Exercise description
Show all lines holding "offshore".

[Start of Data lines]

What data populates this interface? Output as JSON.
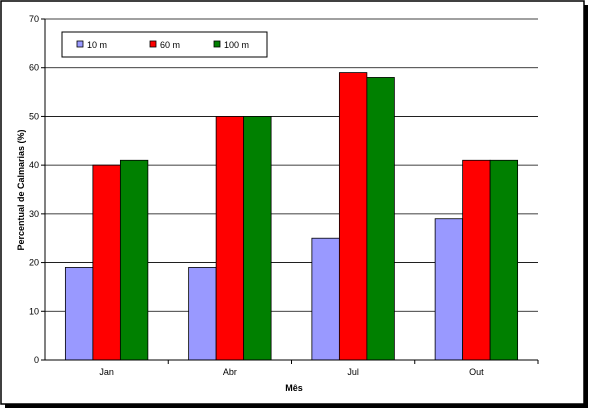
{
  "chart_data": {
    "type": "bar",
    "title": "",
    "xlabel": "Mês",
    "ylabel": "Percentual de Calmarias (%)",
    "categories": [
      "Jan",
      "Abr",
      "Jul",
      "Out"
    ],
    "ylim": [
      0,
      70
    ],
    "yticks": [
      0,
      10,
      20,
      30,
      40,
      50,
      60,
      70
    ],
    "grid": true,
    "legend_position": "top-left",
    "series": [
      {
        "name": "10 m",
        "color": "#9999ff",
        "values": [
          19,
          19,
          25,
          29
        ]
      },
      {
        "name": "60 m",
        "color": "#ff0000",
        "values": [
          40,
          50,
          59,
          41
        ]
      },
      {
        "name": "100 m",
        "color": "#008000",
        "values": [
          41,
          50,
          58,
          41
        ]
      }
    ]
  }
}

[End of Data lines]
[Start of Data lines]

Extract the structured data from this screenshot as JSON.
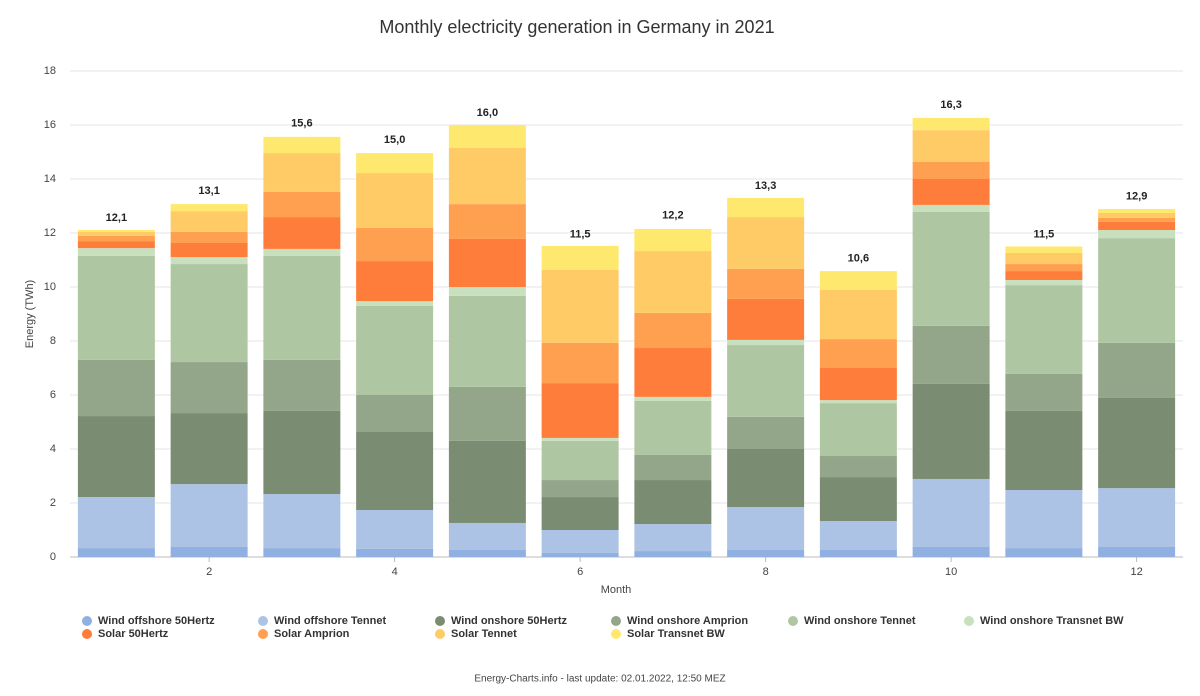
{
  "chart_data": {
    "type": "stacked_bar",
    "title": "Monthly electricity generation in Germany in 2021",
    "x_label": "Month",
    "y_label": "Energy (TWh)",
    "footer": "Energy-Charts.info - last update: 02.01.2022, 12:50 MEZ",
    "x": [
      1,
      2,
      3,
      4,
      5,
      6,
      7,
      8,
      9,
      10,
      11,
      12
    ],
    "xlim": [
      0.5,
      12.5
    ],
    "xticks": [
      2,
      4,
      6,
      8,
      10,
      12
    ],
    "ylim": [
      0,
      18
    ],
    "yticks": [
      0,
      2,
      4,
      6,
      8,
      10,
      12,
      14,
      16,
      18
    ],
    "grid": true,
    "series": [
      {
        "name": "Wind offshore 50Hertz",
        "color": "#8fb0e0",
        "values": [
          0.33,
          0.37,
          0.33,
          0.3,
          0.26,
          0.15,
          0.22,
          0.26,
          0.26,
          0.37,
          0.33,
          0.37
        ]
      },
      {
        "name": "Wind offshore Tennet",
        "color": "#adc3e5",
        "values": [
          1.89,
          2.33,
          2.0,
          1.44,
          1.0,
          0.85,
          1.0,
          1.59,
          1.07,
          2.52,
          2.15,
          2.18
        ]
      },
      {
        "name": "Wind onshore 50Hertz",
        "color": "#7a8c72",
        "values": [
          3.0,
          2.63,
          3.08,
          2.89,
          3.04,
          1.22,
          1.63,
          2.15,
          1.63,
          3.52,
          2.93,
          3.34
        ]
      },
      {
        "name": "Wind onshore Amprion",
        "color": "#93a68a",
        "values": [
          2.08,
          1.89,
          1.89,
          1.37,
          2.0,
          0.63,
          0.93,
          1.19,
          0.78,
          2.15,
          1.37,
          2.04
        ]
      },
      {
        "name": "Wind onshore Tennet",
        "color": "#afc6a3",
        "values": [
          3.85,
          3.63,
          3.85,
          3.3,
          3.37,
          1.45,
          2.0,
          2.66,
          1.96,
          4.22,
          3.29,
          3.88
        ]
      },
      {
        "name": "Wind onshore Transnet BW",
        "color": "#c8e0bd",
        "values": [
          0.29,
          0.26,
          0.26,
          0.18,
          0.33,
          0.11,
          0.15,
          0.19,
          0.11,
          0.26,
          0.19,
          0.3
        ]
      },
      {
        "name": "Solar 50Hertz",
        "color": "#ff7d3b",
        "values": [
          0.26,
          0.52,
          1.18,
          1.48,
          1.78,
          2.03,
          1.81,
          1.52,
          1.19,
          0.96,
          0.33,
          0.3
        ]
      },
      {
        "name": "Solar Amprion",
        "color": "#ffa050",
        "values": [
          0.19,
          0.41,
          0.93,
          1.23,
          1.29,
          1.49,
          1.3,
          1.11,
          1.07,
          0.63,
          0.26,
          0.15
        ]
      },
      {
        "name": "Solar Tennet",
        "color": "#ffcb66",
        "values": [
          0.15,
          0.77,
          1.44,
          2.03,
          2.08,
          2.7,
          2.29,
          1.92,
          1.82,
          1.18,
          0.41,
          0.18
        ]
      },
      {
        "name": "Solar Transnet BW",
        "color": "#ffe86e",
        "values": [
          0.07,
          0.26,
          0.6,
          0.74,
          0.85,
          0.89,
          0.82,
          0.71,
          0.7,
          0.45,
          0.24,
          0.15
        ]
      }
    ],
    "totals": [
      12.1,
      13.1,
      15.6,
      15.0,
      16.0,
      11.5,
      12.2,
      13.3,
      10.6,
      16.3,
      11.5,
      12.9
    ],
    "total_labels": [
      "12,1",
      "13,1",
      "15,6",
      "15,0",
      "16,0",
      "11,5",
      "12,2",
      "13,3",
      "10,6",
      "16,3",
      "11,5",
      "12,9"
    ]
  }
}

[End of Data lines]

In response
        "name": "Wind offshore 50Hertz",
        "name": "Wind offshore Tennet",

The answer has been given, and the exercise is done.